*Exercise directions*. Scan the records for the word "JSON". Copy each line that includes it.
******
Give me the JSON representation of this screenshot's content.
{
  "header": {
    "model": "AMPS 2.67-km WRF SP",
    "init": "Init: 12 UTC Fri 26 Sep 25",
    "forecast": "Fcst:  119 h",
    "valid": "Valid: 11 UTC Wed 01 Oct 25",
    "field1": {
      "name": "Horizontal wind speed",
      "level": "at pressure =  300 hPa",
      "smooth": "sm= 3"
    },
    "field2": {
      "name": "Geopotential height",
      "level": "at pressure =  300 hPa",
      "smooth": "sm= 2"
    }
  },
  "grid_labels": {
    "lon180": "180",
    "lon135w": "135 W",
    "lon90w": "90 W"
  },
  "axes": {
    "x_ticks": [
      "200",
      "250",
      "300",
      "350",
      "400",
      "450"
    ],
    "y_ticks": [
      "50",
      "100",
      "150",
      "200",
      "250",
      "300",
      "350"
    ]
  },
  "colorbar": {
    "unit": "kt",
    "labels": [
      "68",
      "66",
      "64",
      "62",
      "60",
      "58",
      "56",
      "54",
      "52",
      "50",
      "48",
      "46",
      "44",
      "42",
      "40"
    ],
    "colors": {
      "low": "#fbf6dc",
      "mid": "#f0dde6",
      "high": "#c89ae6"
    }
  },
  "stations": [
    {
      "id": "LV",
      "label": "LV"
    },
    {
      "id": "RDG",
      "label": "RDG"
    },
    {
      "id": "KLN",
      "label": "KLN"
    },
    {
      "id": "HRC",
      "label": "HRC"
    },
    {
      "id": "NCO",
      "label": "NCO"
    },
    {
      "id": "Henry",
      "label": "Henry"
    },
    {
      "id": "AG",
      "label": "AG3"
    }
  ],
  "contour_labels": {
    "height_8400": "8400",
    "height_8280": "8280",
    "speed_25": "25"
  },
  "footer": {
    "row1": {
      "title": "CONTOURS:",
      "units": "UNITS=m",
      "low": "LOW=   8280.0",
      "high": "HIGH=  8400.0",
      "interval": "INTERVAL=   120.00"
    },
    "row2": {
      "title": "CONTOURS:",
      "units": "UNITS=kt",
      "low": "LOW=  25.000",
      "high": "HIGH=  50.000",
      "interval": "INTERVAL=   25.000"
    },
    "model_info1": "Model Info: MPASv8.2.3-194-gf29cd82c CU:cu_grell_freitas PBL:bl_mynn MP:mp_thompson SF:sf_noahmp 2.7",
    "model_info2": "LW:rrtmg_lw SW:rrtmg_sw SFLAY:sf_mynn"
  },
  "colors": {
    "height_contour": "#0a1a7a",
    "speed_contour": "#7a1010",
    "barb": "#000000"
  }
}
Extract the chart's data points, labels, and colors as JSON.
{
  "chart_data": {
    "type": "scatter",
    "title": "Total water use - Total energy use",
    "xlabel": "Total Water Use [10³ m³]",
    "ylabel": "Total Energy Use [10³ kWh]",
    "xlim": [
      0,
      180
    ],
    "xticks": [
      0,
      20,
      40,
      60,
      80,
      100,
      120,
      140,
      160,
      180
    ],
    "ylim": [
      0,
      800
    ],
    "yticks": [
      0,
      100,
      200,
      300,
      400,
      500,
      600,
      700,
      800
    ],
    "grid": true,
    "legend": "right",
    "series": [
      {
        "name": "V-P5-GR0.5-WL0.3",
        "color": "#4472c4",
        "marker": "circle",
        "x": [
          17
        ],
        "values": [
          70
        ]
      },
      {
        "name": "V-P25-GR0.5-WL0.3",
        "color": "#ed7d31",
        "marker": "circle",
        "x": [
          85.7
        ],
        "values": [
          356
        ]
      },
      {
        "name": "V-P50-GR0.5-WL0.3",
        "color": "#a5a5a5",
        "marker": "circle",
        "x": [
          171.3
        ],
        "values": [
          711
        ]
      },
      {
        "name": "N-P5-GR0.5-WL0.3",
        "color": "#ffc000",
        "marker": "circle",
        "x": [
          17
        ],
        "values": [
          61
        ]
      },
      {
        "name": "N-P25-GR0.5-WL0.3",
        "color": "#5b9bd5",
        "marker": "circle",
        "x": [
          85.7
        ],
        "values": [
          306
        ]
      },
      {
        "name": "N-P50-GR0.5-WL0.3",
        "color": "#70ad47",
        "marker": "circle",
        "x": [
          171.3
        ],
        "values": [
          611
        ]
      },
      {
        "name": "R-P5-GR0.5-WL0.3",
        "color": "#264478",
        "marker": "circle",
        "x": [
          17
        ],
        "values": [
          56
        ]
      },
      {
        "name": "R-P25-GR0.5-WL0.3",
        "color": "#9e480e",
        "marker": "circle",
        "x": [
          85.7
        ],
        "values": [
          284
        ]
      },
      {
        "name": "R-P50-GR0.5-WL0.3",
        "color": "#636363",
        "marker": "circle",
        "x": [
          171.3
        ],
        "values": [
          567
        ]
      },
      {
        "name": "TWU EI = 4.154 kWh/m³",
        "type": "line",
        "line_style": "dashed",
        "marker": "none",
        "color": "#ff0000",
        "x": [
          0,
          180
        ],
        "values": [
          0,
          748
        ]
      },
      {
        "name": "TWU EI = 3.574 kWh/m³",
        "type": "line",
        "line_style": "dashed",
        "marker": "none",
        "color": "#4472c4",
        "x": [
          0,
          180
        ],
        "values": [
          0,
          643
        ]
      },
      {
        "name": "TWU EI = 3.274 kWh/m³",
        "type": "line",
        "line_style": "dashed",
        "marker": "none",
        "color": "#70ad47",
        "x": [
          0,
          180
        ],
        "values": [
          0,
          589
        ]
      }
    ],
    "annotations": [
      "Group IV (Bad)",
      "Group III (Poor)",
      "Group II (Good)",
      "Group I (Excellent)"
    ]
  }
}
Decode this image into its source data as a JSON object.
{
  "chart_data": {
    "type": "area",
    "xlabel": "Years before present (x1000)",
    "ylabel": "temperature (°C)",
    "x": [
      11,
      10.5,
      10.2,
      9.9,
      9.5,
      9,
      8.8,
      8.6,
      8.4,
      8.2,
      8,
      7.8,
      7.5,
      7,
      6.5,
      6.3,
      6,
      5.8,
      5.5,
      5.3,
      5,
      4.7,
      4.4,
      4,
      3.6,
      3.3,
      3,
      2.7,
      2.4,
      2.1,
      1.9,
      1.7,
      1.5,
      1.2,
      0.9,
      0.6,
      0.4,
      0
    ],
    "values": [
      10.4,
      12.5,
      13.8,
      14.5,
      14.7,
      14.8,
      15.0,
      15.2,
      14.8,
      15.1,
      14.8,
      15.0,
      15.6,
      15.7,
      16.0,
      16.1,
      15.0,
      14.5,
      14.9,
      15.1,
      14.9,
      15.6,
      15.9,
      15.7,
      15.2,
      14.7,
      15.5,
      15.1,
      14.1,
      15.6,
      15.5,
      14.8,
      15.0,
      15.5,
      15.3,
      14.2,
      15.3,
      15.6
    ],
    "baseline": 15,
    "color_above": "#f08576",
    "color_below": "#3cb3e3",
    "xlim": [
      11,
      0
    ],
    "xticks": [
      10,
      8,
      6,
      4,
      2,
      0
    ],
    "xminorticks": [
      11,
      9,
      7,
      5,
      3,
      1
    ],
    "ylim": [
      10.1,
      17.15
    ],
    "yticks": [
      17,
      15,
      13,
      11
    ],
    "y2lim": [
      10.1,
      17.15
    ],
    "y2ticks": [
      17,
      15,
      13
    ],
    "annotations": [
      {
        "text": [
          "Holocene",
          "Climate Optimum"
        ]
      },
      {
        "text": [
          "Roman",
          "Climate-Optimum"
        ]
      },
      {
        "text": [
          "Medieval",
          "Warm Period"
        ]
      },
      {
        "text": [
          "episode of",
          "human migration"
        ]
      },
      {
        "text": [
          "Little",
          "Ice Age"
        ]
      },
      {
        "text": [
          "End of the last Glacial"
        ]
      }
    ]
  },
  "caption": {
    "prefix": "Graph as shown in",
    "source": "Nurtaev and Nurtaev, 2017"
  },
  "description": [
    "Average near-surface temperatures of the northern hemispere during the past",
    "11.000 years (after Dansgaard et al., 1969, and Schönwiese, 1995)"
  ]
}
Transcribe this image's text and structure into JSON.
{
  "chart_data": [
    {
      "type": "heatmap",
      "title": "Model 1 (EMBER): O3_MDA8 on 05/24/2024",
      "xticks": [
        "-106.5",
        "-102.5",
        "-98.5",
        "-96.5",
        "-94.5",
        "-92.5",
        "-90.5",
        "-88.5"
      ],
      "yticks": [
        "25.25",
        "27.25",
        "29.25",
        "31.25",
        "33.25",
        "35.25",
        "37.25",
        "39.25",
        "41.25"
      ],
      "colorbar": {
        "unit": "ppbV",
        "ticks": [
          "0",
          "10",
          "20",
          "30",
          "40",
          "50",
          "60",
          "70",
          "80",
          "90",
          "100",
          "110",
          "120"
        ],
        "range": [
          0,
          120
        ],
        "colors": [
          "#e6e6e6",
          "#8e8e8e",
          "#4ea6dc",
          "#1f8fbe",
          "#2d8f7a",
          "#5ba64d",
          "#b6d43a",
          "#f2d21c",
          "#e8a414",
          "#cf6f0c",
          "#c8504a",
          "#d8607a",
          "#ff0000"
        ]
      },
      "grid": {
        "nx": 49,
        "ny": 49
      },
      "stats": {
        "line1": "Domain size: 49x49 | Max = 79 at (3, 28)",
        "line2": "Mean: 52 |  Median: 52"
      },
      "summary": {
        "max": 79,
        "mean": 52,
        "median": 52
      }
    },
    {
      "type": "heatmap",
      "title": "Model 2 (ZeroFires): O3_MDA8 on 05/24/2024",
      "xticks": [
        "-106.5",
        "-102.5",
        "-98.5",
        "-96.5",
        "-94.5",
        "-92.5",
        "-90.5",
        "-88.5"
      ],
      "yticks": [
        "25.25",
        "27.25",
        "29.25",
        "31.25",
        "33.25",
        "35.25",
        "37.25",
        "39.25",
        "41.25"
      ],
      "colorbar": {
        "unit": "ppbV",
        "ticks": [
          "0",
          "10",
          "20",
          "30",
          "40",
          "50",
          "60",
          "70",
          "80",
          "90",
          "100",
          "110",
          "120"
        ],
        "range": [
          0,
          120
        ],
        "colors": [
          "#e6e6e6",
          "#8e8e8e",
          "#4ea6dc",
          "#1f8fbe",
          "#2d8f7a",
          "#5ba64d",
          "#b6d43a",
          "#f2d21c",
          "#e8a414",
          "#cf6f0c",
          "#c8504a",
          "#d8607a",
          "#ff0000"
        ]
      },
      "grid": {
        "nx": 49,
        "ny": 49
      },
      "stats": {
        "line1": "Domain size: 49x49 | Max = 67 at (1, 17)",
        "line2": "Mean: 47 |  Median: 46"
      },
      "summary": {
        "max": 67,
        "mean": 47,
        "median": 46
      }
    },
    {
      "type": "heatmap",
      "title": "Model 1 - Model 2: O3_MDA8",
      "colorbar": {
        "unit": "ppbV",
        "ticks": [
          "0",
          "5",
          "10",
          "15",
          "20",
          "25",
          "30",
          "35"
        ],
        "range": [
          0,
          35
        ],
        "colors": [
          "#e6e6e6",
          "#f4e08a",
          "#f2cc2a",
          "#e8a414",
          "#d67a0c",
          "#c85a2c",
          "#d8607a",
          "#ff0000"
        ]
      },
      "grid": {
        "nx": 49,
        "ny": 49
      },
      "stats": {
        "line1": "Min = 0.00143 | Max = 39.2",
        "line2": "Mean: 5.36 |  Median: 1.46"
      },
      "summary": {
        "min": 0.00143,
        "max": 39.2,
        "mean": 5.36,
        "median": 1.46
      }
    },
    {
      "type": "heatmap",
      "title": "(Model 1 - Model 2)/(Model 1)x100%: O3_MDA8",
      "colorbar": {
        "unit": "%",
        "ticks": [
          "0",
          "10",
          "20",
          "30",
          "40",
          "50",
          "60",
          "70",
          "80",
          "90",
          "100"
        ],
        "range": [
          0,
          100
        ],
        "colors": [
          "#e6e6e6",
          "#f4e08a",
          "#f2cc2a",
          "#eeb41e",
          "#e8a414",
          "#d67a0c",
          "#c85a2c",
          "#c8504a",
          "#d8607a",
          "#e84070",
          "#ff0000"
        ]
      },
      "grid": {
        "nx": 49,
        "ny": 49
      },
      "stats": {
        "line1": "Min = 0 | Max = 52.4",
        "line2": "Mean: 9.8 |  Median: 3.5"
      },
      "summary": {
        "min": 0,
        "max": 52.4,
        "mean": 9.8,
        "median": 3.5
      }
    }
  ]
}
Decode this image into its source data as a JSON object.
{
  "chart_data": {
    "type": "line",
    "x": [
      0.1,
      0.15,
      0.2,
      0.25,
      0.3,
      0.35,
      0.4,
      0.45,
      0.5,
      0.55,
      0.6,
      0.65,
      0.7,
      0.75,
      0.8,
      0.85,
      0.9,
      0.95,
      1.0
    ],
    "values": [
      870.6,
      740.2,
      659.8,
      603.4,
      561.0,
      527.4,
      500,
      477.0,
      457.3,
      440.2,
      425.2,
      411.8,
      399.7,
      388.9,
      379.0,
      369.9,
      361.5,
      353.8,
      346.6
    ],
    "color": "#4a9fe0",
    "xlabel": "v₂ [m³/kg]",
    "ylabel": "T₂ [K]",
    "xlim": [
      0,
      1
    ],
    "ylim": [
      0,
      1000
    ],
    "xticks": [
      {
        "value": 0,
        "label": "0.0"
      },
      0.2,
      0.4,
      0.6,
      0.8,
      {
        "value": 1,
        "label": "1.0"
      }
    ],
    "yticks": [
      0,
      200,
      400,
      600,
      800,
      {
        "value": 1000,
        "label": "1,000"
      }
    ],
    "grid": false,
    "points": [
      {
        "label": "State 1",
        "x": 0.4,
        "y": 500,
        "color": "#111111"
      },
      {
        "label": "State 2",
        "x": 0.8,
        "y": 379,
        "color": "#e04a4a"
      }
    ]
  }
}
******
*Answer to the task*.
Give me the JSON representation of this screenshot's content.
Extract the chart's data points, labels, and colors as JSON.
Decode this image into its source data as a JSON object.
Transcribe this image's text and structure into JSON.
Decode this image into its source data as a JSON object.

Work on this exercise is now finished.